EXERCISE AIM:
Find the lines that include the string "content" and report how many there are. Give no other text.

AVAILABLE DATA:
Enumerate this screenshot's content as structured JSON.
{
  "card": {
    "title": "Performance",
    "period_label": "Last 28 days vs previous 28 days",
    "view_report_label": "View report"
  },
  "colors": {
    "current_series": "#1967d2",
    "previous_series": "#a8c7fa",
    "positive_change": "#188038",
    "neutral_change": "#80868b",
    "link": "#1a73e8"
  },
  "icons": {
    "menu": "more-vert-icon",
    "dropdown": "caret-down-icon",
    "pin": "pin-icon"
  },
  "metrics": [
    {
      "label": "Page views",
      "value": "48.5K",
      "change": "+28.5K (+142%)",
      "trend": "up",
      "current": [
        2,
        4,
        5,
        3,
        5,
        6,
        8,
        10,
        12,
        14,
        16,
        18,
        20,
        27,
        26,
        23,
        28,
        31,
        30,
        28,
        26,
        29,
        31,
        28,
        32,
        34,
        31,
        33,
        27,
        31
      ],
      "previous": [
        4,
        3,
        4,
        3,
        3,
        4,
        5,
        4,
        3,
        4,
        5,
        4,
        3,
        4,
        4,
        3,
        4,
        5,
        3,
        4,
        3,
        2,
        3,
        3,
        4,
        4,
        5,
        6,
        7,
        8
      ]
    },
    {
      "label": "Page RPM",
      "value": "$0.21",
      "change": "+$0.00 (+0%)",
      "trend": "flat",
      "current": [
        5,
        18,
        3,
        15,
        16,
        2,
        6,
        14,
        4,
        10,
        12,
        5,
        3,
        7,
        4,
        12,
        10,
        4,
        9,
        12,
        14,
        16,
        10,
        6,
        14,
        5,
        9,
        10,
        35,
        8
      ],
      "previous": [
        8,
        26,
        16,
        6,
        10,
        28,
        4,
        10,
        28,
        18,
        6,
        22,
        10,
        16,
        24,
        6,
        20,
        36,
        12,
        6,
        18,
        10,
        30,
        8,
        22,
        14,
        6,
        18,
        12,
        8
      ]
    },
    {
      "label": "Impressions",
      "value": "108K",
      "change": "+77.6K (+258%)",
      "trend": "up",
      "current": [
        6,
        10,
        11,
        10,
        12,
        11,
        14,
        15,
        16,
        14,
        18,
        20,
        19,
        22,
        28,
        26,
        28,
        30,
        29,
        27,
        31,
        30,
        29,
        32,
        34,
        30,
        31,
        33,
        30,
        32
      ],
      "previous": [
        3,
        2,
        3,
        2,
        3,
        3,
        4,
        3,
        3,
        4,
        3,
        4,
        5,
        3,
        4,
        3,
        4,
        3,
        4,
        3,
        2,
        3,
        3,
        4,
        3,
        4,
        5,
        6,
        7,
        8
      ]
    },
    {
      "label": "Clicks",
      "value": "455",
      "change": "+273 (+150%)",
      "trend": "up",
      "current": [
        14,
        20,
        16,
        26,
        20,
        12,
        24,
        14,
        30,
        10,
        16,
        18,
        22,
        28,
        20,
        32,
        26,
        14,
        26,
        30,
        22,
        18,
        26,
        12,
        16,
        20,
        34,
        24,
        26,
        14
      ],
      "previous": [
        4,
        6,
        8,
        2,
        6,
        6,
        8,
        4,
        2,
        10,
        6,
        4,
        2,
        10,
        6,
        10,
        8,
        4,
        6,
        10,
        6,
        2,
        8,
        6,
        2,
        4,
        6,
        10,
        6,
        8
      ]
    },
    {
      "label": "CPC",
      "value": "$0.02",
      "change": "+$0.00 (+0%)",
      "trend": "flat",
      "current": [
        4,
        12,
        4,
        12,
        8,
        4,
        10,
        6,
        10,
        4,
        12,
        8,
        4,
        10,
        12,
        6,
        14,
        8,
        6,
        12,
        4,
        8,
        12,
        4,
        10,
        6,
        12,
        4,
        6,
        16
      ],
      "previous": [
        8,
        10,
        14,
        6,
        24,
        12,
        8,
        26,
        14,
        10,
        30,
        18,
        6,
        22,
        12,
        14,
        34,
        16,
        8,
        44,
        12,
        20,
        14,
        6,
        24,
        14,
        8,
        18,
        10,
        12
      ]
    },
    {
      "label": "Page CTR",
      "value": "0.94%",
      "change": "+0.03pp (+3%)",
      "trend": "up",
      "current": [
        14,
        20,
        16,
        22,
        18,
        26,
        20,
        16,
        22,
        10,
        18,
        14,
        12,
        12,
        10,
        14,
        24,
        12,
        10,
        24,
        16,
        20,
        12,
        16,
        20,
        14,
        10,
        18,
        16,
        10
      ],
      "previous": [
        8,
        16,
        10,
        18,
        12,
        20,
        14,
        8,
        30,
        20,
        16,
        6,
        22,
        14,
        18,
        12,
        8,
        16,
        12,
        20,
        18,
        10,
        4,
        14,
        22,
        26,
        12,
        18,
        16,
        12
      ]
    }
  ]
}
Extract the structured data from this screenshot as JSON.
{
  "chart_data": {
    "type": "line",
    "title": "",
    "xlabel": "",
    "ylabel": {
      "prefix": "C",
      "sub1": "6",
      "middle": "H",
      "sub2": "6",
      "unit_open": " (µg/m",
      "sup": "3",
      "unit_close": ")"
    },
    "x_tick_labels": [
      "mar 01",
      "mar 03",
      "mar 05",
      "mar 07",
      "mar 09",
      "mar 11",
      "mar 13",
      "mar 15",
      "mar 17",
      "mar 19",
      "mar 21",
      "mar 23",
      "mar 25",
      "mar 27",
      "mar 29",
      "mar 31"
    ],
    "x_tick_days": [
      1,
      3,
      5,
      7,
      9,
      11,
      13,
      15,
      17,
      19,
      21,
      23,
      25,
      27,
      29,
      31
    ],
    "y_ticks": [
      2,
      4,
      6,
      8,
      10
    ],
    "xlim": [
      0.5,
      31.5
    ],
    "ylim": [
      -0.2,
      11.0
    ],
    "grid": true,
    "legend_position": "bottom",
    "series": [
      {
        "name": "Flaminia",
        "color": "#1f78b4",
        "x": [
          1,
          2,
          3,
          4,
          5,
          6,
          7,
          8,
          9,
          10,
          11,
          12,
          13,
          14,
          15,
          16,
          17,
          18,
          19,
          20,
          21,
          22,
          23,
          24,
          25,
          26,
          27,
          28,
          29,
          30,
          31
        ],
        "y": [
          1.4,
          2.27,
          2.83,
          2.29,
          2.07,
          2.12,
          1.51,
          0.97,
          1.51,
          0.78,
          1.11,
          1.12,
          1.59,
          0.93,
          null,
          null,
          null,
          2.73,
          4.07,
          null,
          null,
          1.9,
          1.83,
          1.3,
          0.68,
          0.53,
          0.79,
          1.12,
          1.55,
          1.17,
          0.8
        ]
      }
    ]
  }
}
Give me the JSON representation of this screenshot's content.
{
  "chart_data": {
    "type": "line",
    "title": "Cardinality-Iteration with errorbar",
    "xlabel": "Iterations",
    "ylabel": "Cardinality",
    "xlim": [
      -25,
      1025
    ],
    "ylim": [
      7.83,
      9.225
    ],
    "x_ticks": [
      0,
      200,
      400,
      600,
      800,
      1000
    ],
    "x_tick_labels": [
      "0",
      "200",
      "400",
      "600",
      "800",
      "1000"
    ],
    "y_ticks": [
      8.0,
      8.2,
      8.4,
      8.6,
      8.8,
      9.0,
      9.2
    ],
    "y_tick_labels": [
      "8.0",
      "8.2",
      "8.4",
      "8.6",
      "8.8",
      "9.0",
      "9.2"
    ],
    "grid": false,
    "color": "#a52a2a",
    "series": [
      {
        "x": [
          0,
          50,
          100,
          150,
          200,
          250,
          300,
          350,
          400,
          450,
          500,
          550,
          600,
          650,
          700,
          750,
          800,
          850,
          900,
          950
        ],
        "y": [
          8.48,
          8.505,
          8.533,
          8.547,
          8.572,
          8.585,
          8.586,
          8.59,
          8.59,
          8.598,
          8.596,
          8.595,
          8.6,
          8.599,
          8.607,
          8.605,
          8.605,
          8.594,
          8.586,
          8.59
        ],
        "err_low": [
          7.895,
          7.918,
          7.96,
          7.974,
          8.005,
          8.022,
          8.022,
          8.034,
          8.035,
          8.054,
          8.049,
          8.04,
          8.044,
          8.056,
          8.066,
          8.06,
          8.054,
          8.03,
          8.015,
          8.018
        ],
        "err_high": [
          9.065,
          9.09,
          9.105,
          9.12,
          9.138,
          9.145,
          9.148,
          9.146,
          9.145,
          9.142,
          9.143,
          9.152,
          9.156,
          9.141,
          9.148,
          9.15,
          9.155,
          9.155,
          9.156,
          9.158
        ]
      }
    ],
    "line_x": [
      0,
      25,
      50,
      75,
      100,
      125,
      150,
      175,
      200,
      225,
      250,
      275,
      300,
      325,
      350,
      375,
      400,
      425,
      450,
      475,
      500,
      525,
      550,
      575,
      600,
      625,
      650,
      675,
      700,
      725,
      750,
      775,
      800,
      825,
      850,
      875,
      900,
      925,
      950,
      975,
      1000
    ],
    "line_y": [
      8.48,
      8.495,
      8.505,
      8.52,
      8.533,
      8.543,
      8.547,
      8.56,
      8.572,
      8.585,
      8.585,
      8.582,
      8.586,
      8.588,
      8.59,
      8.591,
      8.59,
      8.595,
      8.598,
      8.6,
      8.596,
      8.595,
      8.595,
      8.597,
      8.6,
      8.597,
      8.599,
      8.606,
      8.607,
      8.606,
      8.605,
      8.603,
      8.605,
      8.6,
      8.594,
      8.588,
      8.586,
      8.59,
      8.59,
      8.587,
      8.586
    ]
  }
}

RESPONSE BELOW:
2